-- Begin Material provided --

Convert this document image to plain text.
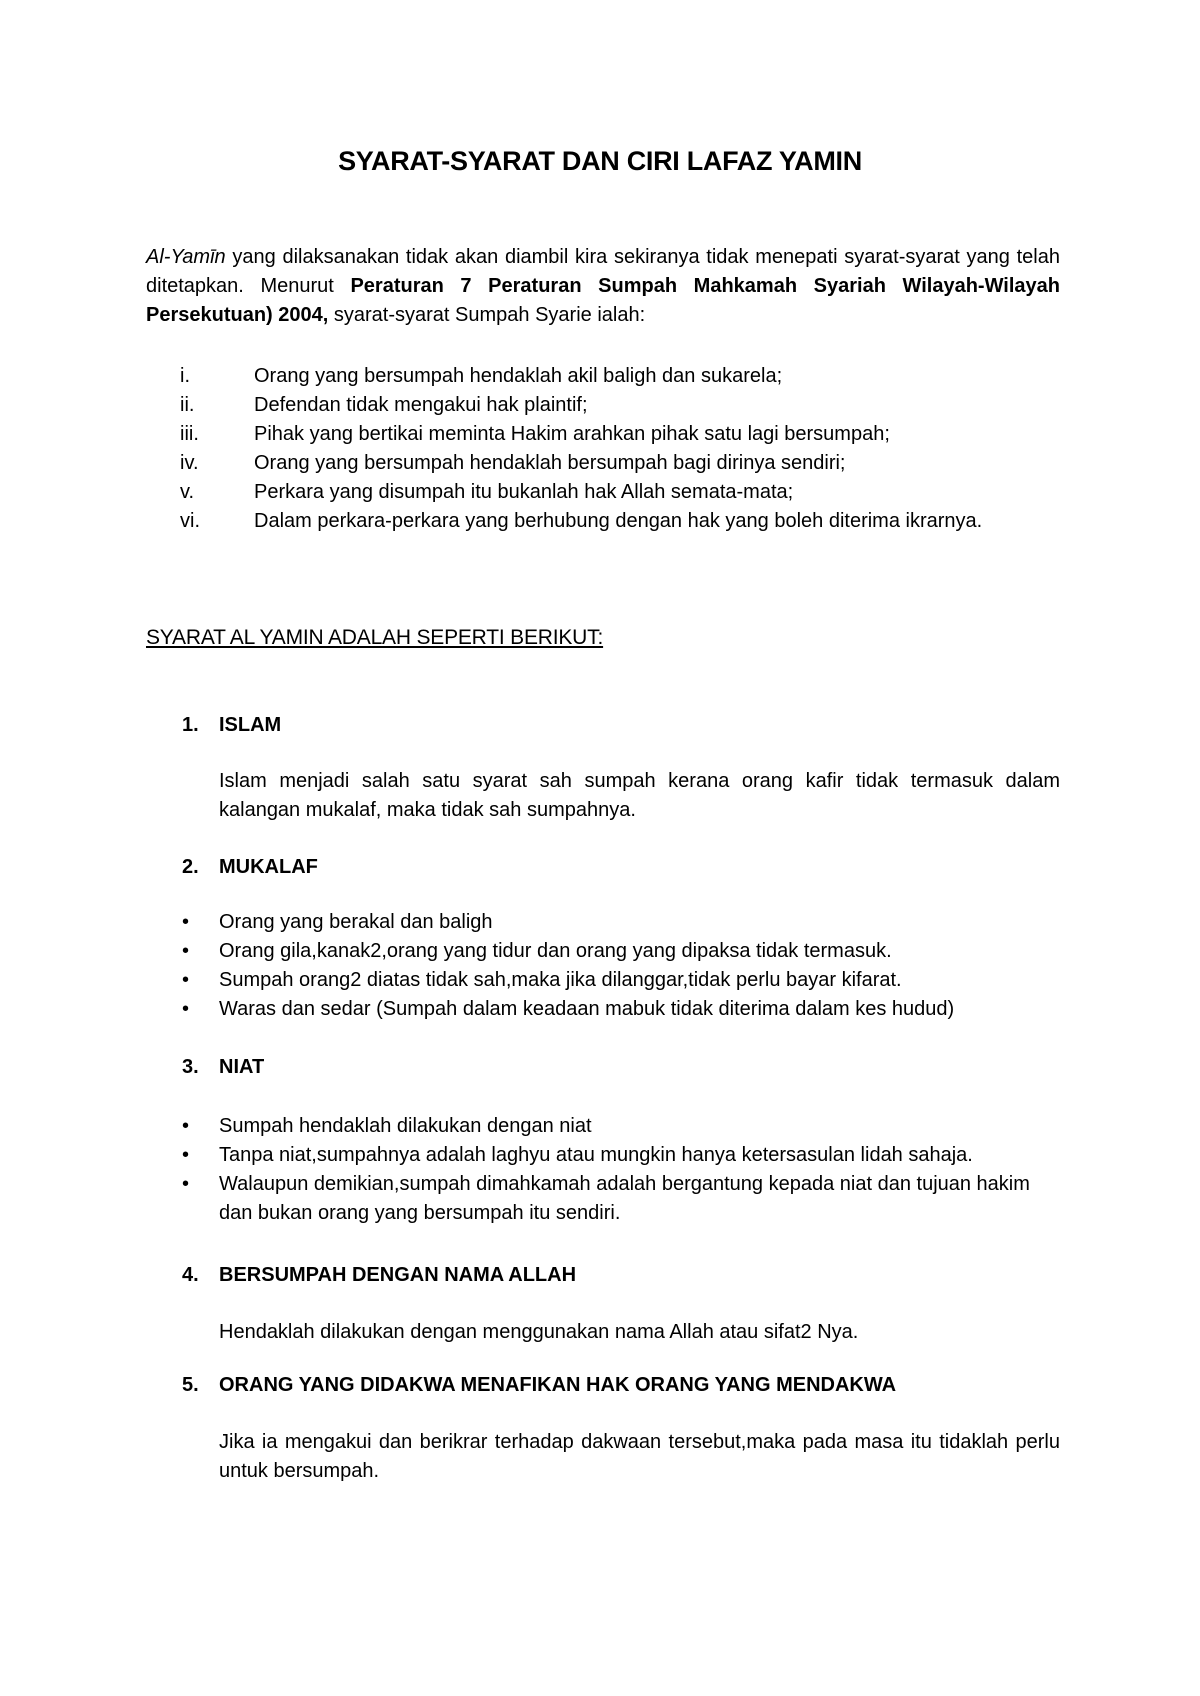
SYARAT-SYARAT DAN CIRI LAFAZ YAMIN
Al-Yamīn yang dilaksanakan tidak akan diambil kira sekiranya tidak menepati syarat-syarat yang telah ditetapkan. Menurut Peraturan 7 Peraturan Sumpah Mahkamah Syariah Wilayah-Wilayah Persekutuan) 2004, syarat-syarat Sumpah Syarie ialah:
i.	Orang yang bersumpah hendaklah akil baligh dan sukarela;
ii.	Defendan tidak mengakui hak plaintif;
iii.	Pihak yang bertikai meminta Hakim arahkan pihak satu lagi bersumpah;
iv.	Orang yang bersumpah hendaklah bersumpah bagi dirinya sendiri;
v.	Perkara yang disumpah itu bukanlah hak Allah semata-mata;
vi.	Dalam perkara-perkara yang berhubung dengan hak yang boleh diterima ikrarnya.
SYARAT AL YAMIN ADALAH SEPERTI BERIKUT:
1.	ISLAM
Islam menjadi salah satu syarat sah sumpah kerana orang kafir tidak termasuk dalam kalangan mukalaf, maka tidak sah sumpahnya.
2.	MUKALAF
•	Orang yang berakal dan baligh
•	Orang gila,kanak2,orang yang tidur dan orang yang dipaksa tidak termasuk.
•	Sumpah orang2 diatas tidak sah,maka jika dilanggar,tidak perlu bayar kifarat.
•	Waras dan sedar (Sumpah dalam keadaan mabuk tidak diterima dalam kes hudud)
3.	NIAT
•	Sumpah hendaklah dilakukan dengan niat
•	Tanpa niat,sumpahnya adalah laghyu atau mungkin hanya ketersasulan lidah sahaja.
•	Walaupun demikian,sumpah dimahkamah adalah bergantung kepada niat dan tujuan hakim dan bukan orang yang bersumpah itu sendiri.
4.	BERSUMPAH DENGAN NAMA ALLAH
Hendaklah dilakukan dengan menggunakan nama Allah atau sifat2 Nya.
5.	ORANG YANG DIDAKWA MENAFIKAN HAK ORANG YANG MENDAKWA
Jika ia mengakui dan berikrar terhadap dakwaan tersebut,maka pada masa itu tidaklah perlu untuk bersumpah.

-- End Material provided --
-- Begin Material provided --

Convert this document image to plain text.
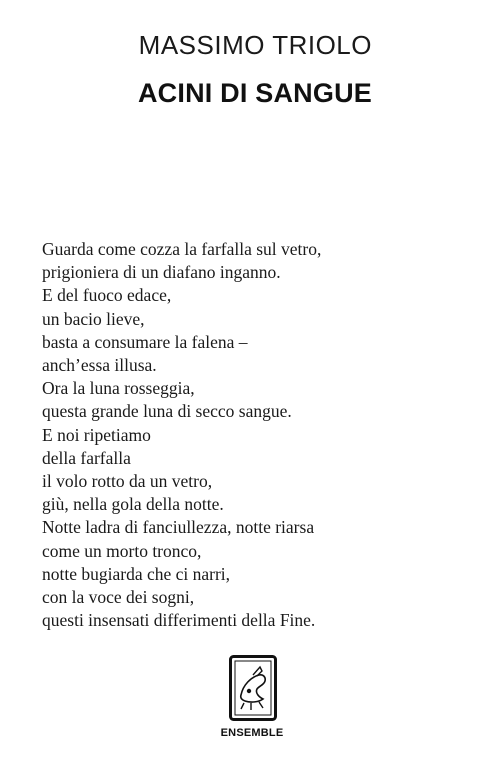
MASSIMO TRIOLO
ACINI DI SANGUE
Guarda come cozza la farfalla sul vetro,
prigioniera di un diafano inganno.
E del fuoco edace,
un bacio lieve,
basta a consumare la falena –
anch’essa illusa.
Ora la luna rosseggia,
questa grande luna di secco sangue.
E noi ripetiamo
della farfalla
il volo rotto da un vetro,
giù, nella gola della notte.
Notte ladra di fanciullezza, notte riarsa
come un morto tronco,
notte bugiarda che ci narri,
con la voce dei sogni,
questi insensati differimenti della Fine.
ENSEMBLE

-- End Material provided --

## [Requirement]
In the entries above, locate every line with the word "come" and copy it.

## [Exercise output]
Guarda come cozza la farfalla sul vetro,
come un morto tronco,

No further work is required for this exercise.